> _Saved data entries_:

((

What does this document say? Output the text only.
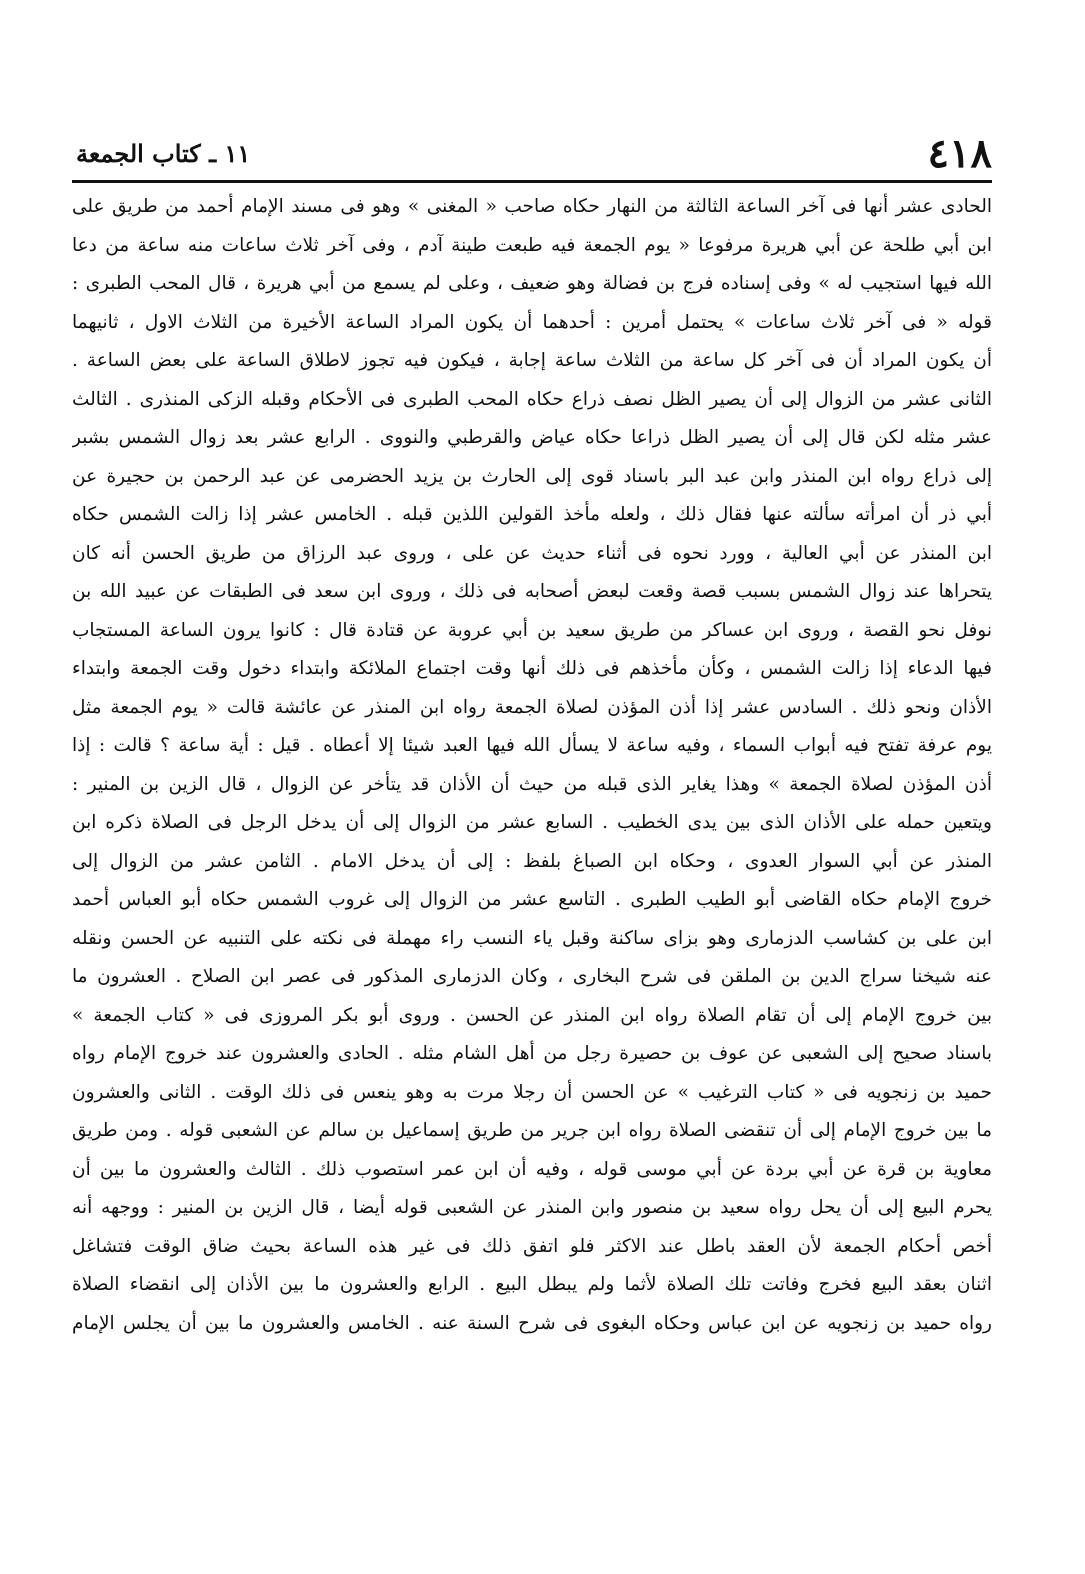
٤١٨
١١ ـ كتاب الجمعة
الحادى عشر أنها فى آخر الساعة الثالثة من النهار حكاه صاحب « المغنى » وهو فى مسند الإمام أحمد من طريق على
ابن أبي طلحة عن أبي هريرة مرفوعا « يوم الجمعة فيه طبعت طينة آدم ، وفى آخر ثلاث ساعات منه ساعة من دعا
الله فيها استجيب له » وفى إسناده فرج بن فضالة وهو ضعيف ، وعلى لم يسمع من أبي هريرة ، قال المحب الطبرى :
قوله « فى آخر ثلاث ساعات » يحتمل أمرين : أحدهما أن يكون المراد الساعة الأخيرة من الثلاث الاول ، ثانيهما
أن يكون المراد أن فى آخر كل ساعة من الثلاث ساعة إجابة ، فيكون فيه تجوز لاطلاق الساعة على بعض الساعة .
الثانى عشر من الزوال إلى أن يصير الظل نصف ذراع حكاه المحب الطبرى فى الأحكام وقبله الزكى المنذرى . الثالث
عشر مثله لكن قال إلى أن يصير الظل ذراعا حكاه عياض والقرطبي والنووى . الرابع عشر بعد زوال الشمس بشبر
إلى ذراع رواه ابن المنذر وابن عبد البر باسناد قوى إلى الحارث بن يزيد الحضرمى عن عبد الرحمن بن حجيرة عن
أبي ذر أن امرأته سألته عنها فقال ذلك ، ولعله مأخذ القولين اللذين قبله . الخامس عشر إذا زالت الشمس حكاه
ابن المنذر عن أبي العالية ، وورد نحوه فى أثناء حديث عن على ، وروى عبد الرزاق من طريق الحسن أنه كان
يتحراها عند زوال الشمس بسبب قصة وقعت لبعض أصحابه فى ذلك ، وروى ابن سعد فى الطبقات عن عبيد الله بن
نوفل نحو القصة ، وروى ابن عساكر من طريق سعيد بن أبي عروبة عن قتادة قال : كانوا يرون الساعة المستجاب
فيها الدعاء إذا زالت الشمس ، وكأن مأخذهم فى ذلك أنها وقت اجتماع الملائكة وابتداء دخول وقت الجمعة وابتداء
الأذان ونحو ذلك . السادس عشر إذا أذن المؤذن لصلاة الجمعة رواه ابن المنذر عن عائشة قالت « يوم الجمعة مثل
يوم عرفة تفتح فيه أبواب السماء ، وفيه ساعة لا يسأل الله فيها العبد شيئا إلا أعطاه . قيل : أية ساعة ؟ قالت : إذا
أذن المؤذن لصلاة الجمعة » وهذا يغاير الذى قبله من حيث أن الأذان قد يتأخر عن الزوال ، قال الزين بن المنير :
ويتعين حمله على الأذان الذى بين يدى الخطيب . السابع عشر من الزوال إلى أن يدخل الرجل فى الصلاة ذكره ابن
المنذر عن أبي السوار العدوى ، وحكاه ابن الصباغ بلفظ : إلى أن يدخل الامام . الثامن عشر من الزوال إلى
خروج الإمام حكاه القاضى أبو الطيب الطبرى . التاسع عشر من الزوال إلى غروب الشمس حكاه أبو العباس أحمد
ابن على بن كشاسب الدزمارى وهو بزاى ساكنة وقبل ياء النسب راء مهملة فى نكته على التنبيه عن الحسن ونقله
عنه شيخنا سراج الدين بن الملقن فى شرح البخارى ، وكان الدزمارى المذكور فى عصر ابن الصلاح . العشرون ما
بين خروج الإمام إلى أن تقام الصلاة رواه ابن المنذر عن الحسن . وروى أبو بكر المروزى فى « كتاب الجمعة »
باسناد صحيح إلى الشعبى عن عوف بن حصيرة رجل من أهل الشام مثله . الحادى والعشرون عند خروج الإمام رواه
حميد بن زنجويه فى « كتاب الترغيب » عن الحسن أن رجلا مرت به وهو ينعس فى ذلك الوقت . الثانى والعشرون
ما بين خروج الإمام إلى أن تنقضى الصلاة رواه ابن جرير من طريق إسماعيل بن سالم عن الشعبى قوله . ومن طريق
معاوية بن قرة عن أبي بردة عن أبي موسى قوله ، وفيه أن ابن عمر استصوب ذلك . الثالث والعشرون ما بين أن
يحرم البيع إلى أن يحل رواه سعيد بن منصور وابن المنذر عن الشعبى قوله أيضا ، قال الزين بن المنير : ووجهه أنه
أخص أحكام الجمعة لأن العقد باطل عند الاكثر فلو اتفق ذلك فى غير هذه الساعة بحيث ضاق الوقت فتشاغل
اثنان بعقد البيع فخرج وفاتت تلك الصلاة لأثما ولم يبطل البيع . الرابع والعشرون ما بين الأذان إلى انقضاء الصلاة
رواه حميد بن زنجويه عن ابن عباس وحكاه البغوى فى شرح السنة عنه . الخامس والعشرون ما بين أن يجلس الإمام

))

Write the records out again in full, exactly, and skip every picture.

What does this document say? Output the text only.
٤١٨
١١ ـ كتاب الجمعة
الحادى عشر أنها فى آخر الساعة الثالثة من النهار حكاه صاحب « المغنى » وهو فى مسند الإمام أحمد من طريق على
ابن أبي طلحة عن أبي هريرة مرفوعا « يوم الجمعة فيه طبعت طينة آدم ، وفى آخر ثلاث ساعات منه ساعة من دعا
الله فيها استجيب له » وفى إسناده فرج بن فضالة وهو ضعيف ، وعلى لم يسمع من أبي هريرة ، قال المحب الطبرى :
قوله « فى آخر ثلاث ساعات » يحتمل أمرين : أحدهما أن يكون المراد الساعة الأخيرة من الثلاث الاول ، ثانيهما
أن يكون المراد أن فى آخر كل ساعة من الثلاث ساعة إجابة ، فيكون فيه تجوز لاطلاق الساعة على بعض الساعة .
الثانى عشر من الزوال إلى أن يصير الظل نصف ذراع حكاه المحب الطبرى فى الأحكام وقبله الزكى المنذرى . الثالث
عشر مثله لكن قال إلى أن يصير الظل ذراعا حكاه عياض والقرطبي والنووى . الرابع عشر بعد زوال الشمس بشبر
إلى ذراع رواه ابن المنذر وابن عبد البر باسناد قوى إلى الحارث بن يزيد الحضرمى عن عبد الرحمن بن حجيرة عن
أبي ذر أن امرأته سألته عنها فقال ذلك ، ولعله مأخذ القولين اللذين قبله . الخامس عشر إذا زالت الشمس حكاه
ابن المنذر عن أبي العالية ، وورد نحوه فى أثناء حديث عن على ، وروى عبد الرزاق من طريق الحسن أنه كان
يتحراها عند زوال الشمس بسبب قصة وقعت لبعض أصحابه فى ذلك ، وروى ابن سعد فى الطبقات عن عبيد الله بن
نوفل نحو القصة ، وروى ابن عساكر من طريق سعيد بن أبي عروبة عن قتادة قال : كانوا يرون الساعة المستجاب
فيها الدعاء إذا زالت الشمس ، وكأن مأخذهم فى ذلك أنها وقت اجتماع الملائكة وابتداء دخول وقت الجمعة وابتداء
الأذان ونحو ذلك . السادس عشر إذا أذن المؤذن لصلاة الجمعة رواه ابن المنذر عن عائشة قالت « يوم الجمعة مثل
يوم عرفة تفتح فيه أبواب السماء ، وفيه ساعة لا يسأل الله فيها العبد شيئا إلا أعطاه . قيل : أية ساعة ؟ قالت : إذا
أذن المؤذن لصلاة الجمعة » وهذا يغاير الذى قبله من حيث أن الأذان قد يتأخر عن الزوال ، قال الزين بن المنير :
ويتعين حمله على الأذان الذى بين يدى الخطيب . السابع عشر من الزوال إلى أن يدخل الرجل فى الصلاة ذكره ابن
المنذر عن أبي السوار العدوى ، وحكاه ابن الصباغ بلفظ : إلى أن يدخل الامام . الثامن عشر من الزوال إلى
خروج الإمام حكاه القاضى أبو الطيب الطبرى . التاسع عشر من الزوال إلى غروب الشمس حكاه أبو العباس أحمد
ابن على بن كشاسب الدزمارى وهو بزاى ساكنة وقبل ياء النسب راء مهملة فى نكته على التنبيه عن الحسن ونقله
عنه شيخنا سراج الدين بن الملقن فى شرح البخارى ، وكان الدزمارى المذكور فى عصر ابن الصلاح . العشرون ما
بين خروج الإمام إلى أن تقام الصلاة رواه ابن المنذر عن الحسن . وروى أبو بكر المروزى فى « كتاب الجمعة »
باسناد صحيح إلى الشعبى عن عوف بن حصيرة رجل من أهل الشام مثله . الحادى والعشرون عند خروج الإمام رواه
حميد بن زنجويه فى « كتاب الترغيب » عن الحسن أن رجلا مرت به وهو ينعس فى ذلك الوقت . الثانى والعشرون
ما بين خروج الإمام إلى أن تنقضى الصلاة رواه ابن جرير من طريق إسماعيل بن سالم عن الشعبى قوله . ومن طريق
معاوية بن قرة عن أبي بردة عن أبي موسى قوله ، وفيه أن ابن عمر استصوب ذلك . الثالث والعشرون ما بين أن
يحرم البيع إلى أن يحل رواه سعيد بن منصور وابن المنذر عن الشعبى قوله أيضا ، قال الزين بن المنير : ووجهه أنه
أخص أحكام الجمعة لأن العقد باطل عند الاكثر فلو اتفق ذلك فى غير هذه الساعة بحيث ضاق الوقت فتشاغل
اثنان بعقد البيع فخرج وفاتت تلك الصلاة لأثما ولم يبطل البيع . الرابع والعشرون ما بين الأذان إلى انقضاء الصلاة
رواه حميد بن زنجويه عن ابن عباس وحكاه البغوى فى شرح السنة عنه . الخامس والعشرون ما بين أن يجلس الإمام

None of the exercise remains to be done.